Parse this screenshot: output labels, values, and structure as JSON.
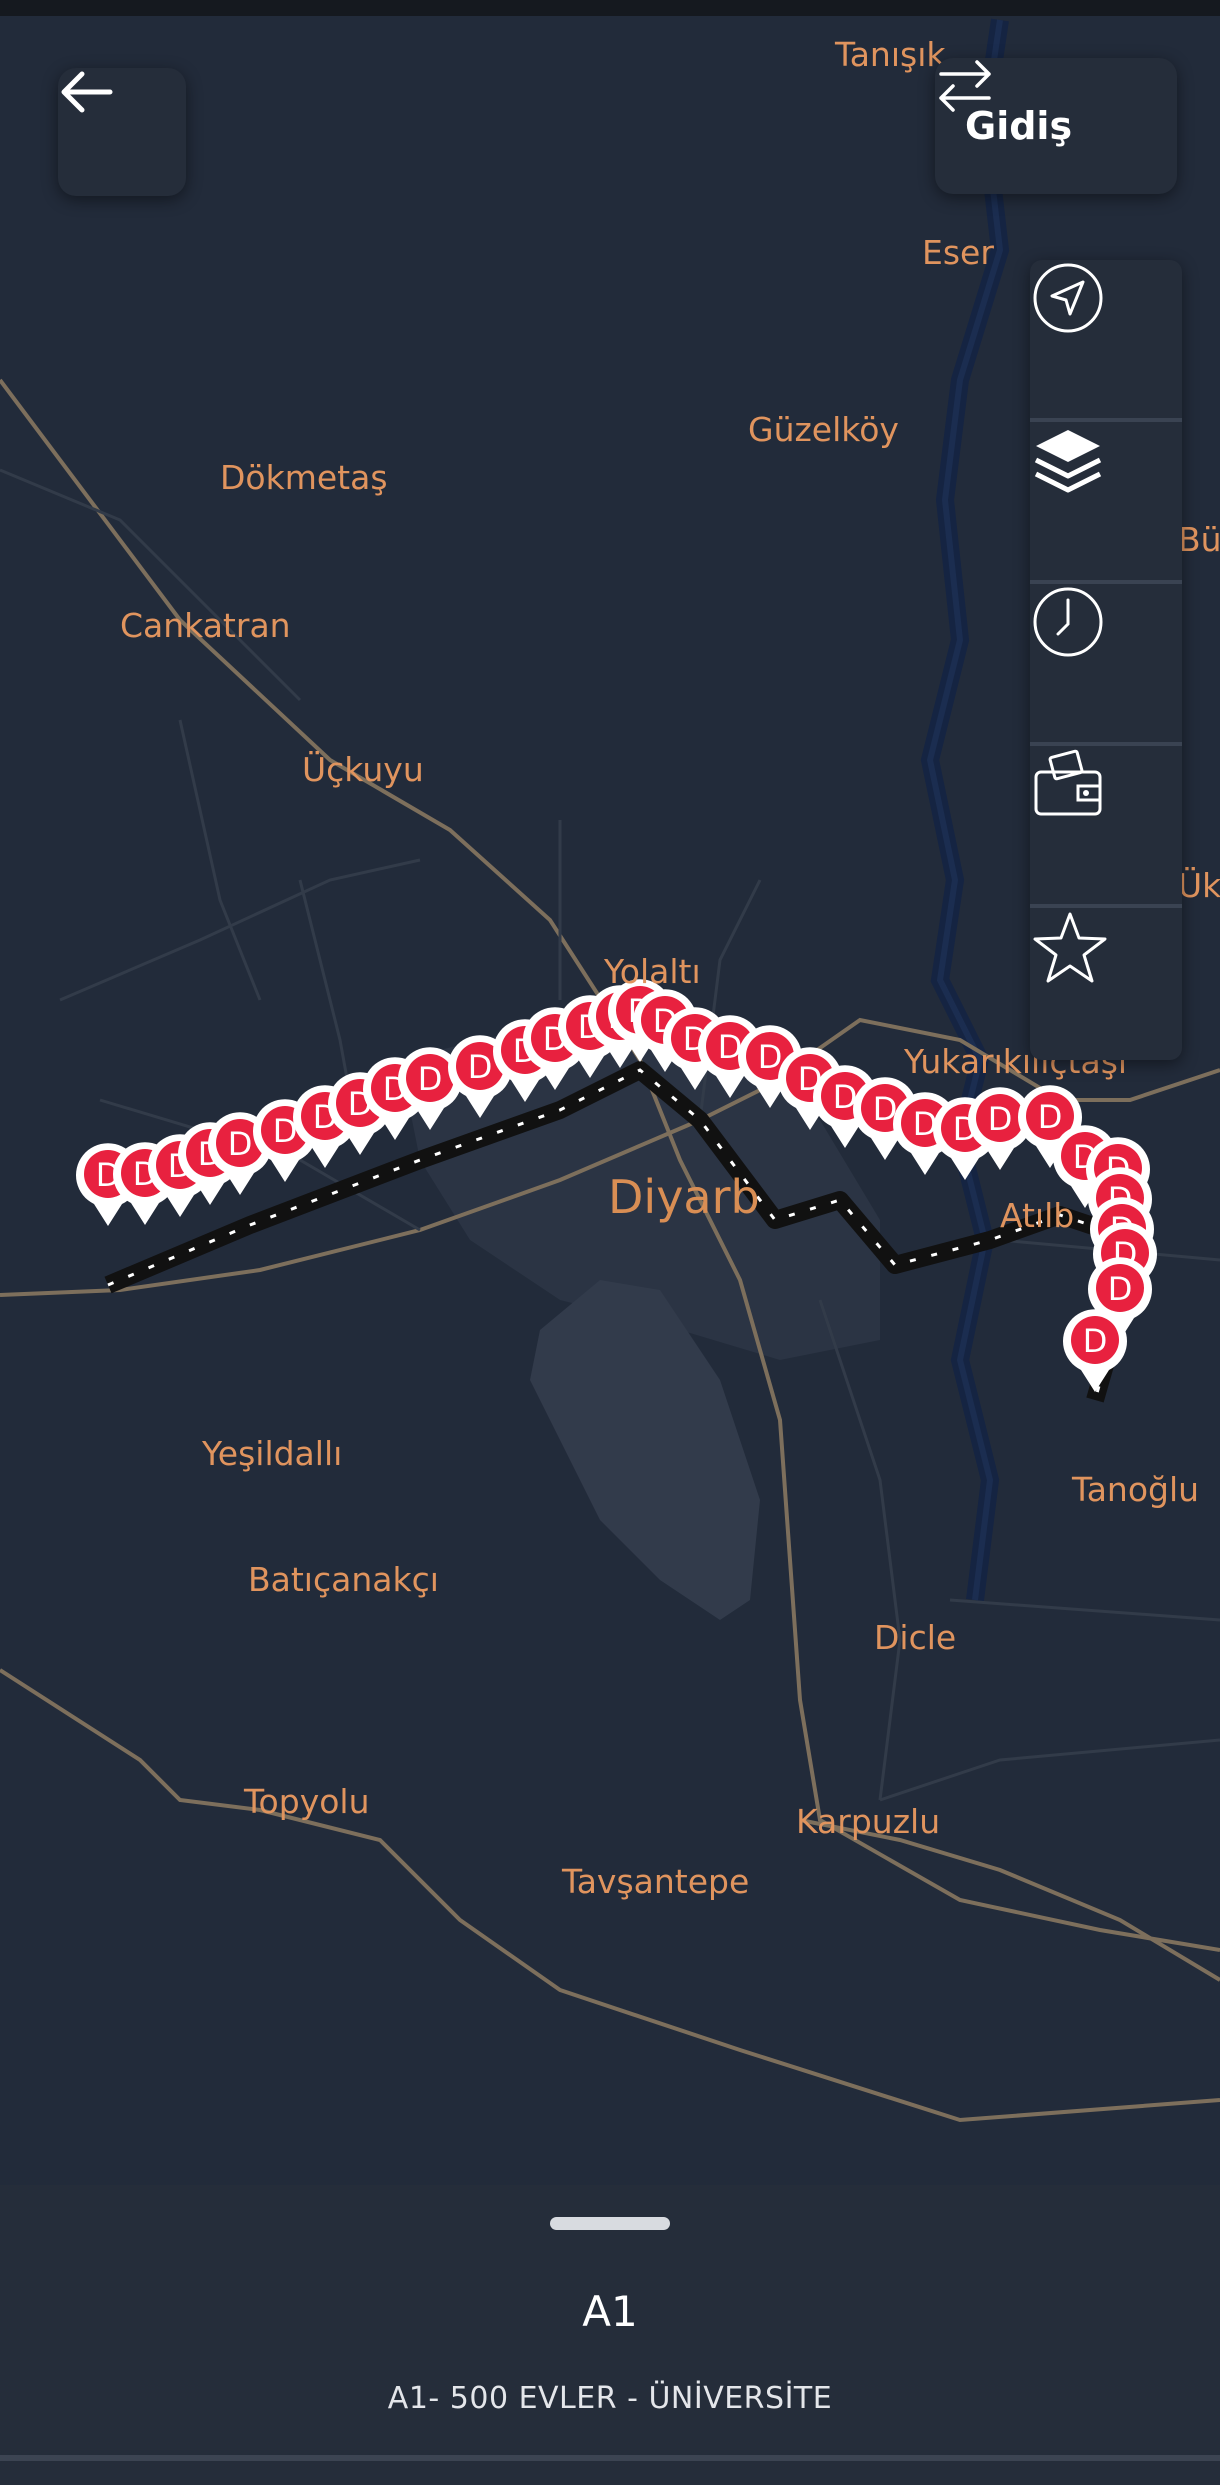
{
  "header": {
    "direction_label": "Gidiş"
  },
  "map": {
    "places": [
      {
        "name": "Tanışık"
      },
      {
        "name": "Eser"
      },
      {
        "name": "Güzelköy"
      },
      {
        "name": "Dökmetaş"
      },
      {
        "name": "Büy"
      },
      {
        "name": "Cankatran"
      },
      {
        "name": "Üçkuyu"
      },
      {
        "name": "Ük"
      },
      {
        "name": "Yolaltı"
      },
      {
        "name": "Yukarıkılıçtaşı"
      },
      {
        "name": "Diyarb"
      },
      {
        "name": "Atılb"
      },
      {
        "name": "Yeşildallı"
      },
      {
        "name": "Tanoğlu"
      },
      {
        "name": "Batıçanakçı"
      },
      {
        "name": "Dicle"
      },
      {
        "name": "Topyolu"
      },
      {
        "name": "Karpuzlu"
      },
      {
        "name": "Tavşantepe"
      }
    ],
    "stop_marker_letter": "D",
    "colors": {
      "background": "#222b3a",
      "label": "#e0945e",
      "marker": "#e8213f",
      "route": "#111111"
    }
  },
  "side_panel": {
    "buttons": [
      {
        "icon": "navigation-arrow-icon"
      },
      {
        "icon": "layers-icon"
      },
      {
        "icon": "clock-icon"
      },
      {
        "icon": "wallet-icon"
      },
      {
        "icon": "star-icon"
      }
    ]
  },
  "bottom_sheet": {
    "route_code": "A1",
    "route_name": "A1- 500 EVLER - ÜNİVERSİTE"
  }
}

> **Work instructions**
Pull out each line of the records holding the string "icon".

> **Answer to the exercise**
        "icon": "navigation-arrow-icon"
        "icon": "layers-icon"
        "icon": "clock-icon"
        "icon": "wallet-icon"
        "icon": "star-icon"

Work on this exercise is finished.